[Stored data]
# # #
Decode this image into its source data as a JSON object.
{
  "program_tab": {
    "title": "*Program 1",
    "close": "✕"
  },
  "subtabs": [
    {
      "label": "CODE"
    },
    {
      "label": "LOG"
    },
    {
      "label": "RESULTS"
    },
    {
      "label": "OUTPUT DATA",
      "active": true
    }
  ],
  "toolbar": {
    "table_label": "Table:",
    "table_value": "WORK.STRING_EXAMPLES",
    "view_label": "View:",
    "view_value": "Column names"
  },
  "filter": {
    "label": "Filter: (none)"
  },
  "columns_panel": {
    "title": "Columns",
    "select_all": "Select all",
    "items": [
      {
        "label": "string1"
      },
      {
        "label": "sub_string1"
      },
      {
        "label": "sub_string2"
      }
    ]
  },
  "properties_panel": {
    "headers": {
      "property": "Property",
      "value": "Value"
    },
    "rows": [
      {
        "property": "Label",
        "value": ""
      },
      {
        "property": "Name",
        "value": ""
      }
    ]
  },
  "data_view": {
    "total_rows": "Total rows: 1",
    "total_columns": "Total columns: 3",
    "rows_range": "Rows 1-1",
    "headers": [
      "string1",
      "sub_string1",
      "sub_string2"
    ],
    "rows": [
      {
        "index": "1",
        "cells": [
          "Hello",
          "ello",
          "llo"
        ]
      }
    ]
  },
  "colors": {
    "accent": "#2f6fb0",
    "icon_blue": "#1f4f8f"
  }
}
# # #
Every entry should be printed again exactly as it stands.

* [Full solution]
Decode this image into its source data as a JSON object.
{
  "program_tab": {
    "title": "*Program 1",
    "close": "✕"
  },
  "subtabs": [
    {
      "label": "CODE"
    },
    {
      "label": "LOG"
    },
    {
      "label": "RESULTS"
    },
    {
      "label": "OUTPUT DATA",
      "active": true
    }
  ],
  "toolbar": {
    "table_label": "Table:",
    "table_value": "WORK.STRING_EXAMPLES",
    "view_label": "View:",
    "view_value": "Column names"
  },
  "filter": {
    "label": "Filter: (none)"
  },
  "columns_panel": {
    "title": "Columns",
    "select_all": "Select all",
    "items": [
      {
        "label": "string1"
      },
      {
        "label": "sub_string1"
      },
      {
        "label": "sub_string2"
      }
    ]
  },
  "properties_panel": {
    "headers": {
      "property": "Property",
      "value": "Value"
    },
    "rows": [
      {
        "property": "Label",
        "value": ""
      },
      {
        "property": "Name",
        "value": ""
      }
    ]
  },
  "data_view": {
    "total_rows": "Total rows: 1",
    "total_columns": "Total columns: 3",
    "rows_range": "Rows 1-1",
    "headers": [
      "string1",
      "sub_string1",
      "sub_string2"
    ],
    "rows": [
      {
        "index": "1",
        "cells": [
          "Hello",
          "ello",
          "llo"
        ]
      }
    ]
  },
  "colors": {
    "accent": "#2f6fb0",
    "icon_blue": "#1f4f8f"
  }
}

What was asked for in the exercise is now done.